--- BEGIN Extracted data ---

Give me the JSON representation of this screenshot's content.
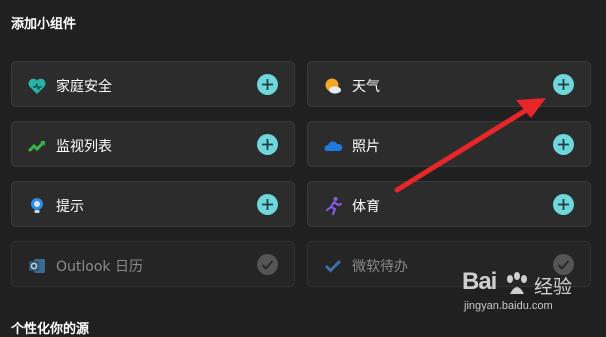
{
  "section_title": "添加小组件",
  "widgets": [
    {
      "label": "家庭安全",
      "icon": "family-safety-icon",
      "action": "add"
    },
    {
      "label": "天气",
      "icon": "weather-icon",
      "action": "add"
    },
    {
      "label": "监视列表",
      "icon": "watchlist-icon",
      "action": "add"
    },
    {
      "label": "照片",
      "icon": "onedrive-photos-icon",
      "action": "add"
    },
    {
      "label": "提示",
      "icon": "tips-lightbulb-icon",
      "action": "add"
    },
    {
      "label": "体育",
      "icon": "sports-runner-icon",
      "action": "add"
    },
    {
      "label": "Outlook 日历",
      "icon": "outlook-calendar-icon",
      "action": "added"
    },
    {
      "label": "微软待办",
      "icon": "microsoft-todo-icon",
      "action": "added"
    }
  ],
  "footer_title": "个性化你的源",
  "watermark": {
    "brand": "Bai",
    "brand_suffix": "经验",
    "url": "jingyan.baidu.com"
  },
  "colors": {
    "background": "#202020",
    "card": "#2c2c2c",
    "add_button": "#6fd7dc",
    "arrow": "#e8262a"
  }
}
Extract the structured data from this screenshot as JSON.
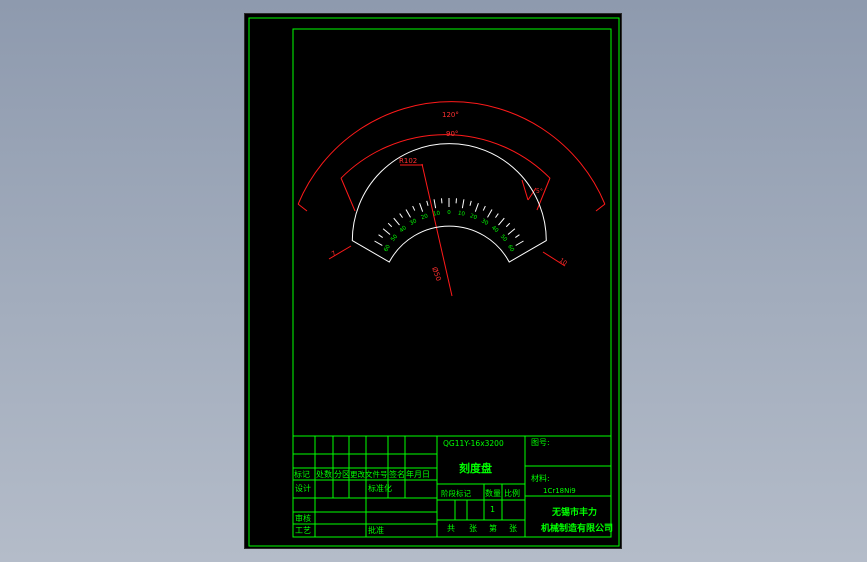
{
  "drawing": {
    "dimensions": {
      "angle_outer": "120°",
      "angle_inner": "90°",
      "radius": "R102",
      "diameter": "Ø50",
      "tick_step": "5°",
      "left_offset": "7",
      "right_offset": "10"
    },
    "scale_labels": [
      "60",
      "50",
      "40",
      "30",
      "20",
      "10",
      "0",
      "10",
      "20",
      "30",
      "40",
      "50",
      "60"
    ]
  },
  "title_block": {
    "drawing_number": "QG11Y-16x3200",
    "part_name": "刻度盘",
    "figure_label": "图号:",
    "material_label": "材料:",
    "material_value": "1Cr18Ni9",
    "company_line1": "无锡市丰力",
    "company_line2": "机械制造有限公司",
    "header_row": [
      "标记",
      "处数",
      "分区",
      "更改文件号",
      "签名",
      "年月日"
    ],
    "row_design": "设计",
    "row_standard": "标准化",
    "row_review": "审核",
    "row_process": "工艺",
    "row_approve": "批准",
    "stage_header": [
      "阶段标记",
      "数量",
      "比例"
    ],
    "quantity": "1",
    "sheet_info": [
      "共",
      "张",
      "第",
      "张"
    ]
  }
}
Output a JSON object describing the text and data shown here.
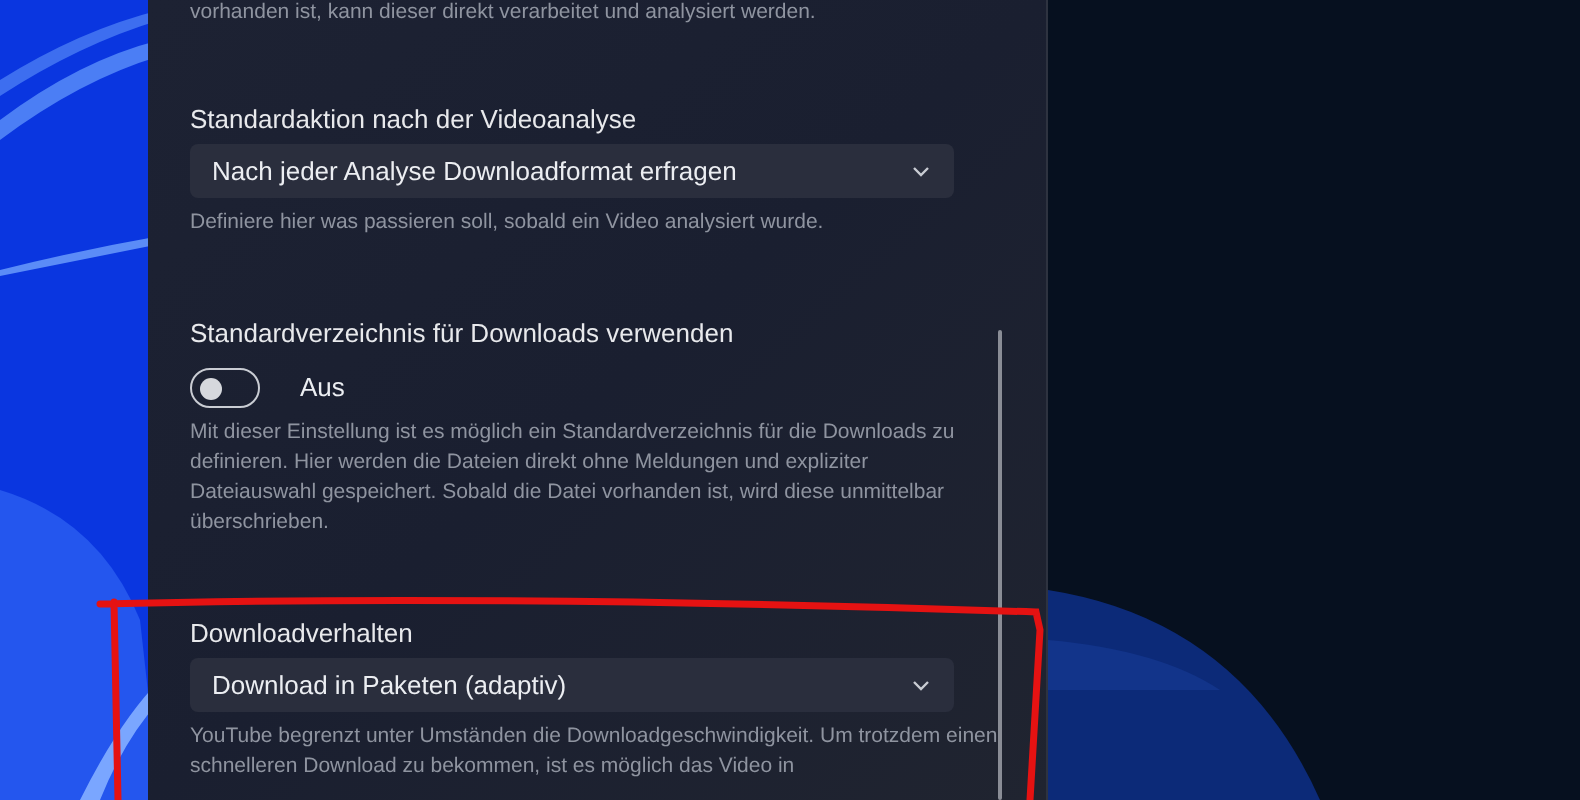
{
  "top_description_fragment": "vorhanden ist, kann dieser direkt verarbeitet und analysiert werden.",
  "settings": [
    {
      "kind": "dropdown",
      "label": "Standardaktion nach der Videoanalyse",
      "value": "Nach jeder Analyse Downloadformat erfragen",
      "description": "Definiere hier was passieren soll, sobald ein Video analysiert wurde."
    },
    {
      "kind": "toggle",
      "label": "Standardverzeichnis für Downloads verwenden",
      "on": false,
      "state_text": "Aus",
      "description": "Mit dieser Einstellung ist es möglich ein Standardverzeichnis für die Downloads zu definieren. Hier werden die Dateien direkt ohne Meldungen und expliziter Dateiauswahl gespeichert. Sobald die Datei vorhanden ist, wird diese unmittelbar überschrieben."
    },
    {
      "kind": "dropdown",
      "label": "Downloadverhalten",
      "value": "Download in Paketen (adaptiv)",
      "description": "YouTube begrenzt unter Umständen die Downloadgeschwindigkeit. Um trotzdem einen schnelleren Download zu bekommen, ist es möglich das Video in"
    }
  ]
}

--- END Extracted data ---

● Given exercise
Each record should be quoted exactly, with the images omitted.

● Correct response
Give me the JSON representation of this screenshot's content.
{
  "section_title": "添加小组件",
  "widgets": [
    {
      "label": "家庭安全",
      "icon": "family-safety-icon",
      "action": "add"
    },
    {
      "label": "天气",
      "icon": "weather-icon",
      "action": "add"
    },
    {
      "label": "监视列表",
      "icon": "watchlist-icon",
      "action": "add"
    },
    {
      "label": "照片",
      "icon": "onedrive-photos-icon",
      "action": "add"
    },
    {
      "label": "提示",
      "icon": "tips-lightbulb-icon",
      "action": "add"
    },
    {
      "label": "体育",
      "icon": "sports-runner-icon",
      "action": "add"
    },
    {
      "label": "Outlook 日历",
      "icon": "outlook-calendar-icon",
      "action": "added"
    },
    {
      "label": "微软待办",
      "icon": "microsoft-todo-icon",
      "action": "added"
    }
  ],
  "footer_title": "个性化你的源",
  "watermark": {
    "brand": "Bai",
    "brand_suffix": "经验",
    "url": "jingyan.baidu.com"
  },
  "colors": {
    "background": "#202020",
    "card": "#2c2c2c",
    "add_button": "#6fd7dc",
    "arrow": "#e8262a"
  }
}
Extract the structured data from this screenshot as JSON.
{
  "drawing": {
    "dimensions": {
      "angle_outer": "120°",
      "angle_inner": "90°",
      "radius": "R102",
      "diameter": "Ø50",
      "tick_step": "5°",
      "left_offset": "7",
      "right_offset": "10"
    },
    "scale_labels": [
      "60",
      "50",
      "40",
      "30",
      "20",
      "10",
      "0",
      "10",
      "20",
      "30",
      "40",
      "50",
      "60"
    ]
  },
  "title_block": {
    "drawing_number": "QG11Y-16x3200",
    "part_name": "刻度盘",
    "figure_label": "图号:",
    "material_label": "材料:",
    "material_value": "1Cr18Ni9",
    "company_line1": "无锡市丰力",
    "company_line2": "机械制造有限公司",
    "header_row": [
      "标记",
      "处数",
      "分区",
      "更改文件号",
      "签名",
      "年月日"
    ],
    "row_design": "设计",
    "row_standard": "标准化",
    "row_review": "审核",
    "row_process": "工艺",
    "row_approve": "批准",
    "stage_header": [
      "阶段标记",
      "数量",
      "比例"
    ],
    "quantity": "1",
    "sheet_info": [
      "共",
      "张",
      "第",
      "张"
    ]
  }
}
Output a JSON object describing the text and data shown here.
{
  "top_description_fragment": "vorhanden ist, kann dieser direkt verarbeitet und analysiert werden.",
  "settings": [
    {
      "kind": "dropdown",
      "label": "Standardaktion nach der Videoanalyse",
      "value": "Nach jeder Analyse Downloadformat erfragen",
      "description": "Definiere hier was passieren soll, sobald ein Video analysiert wurde."
    },
    {
      "kind": "toggle",
      "label": "Standardverzeichnis für Downloads verwenden",
      "on": false,
      "state_text": "Aus",
      "description": "Mit dieser Einstellung ist es möglich ein Standardverzeichnis für die Downloads zu definieren. Hier werden die Dateien direkt ohne Meldungen und expliziter Dateiauswahl gespeichert. Sobald die Datei vorhanden ist, wird diese unmittelbar überschrieben."
    },
    {
      "kind": "dropdown",
      "label": "Downloadverhalten",
      "value": "Download in Paketen (adaptiv)",
      "description": "YouTube begrenzt unter Umständen die Downloadgeschwindigkeit. Um trotzdem einen schnelleren Download zu bekommen, ist es möglich das Video in"
    }
  ]
}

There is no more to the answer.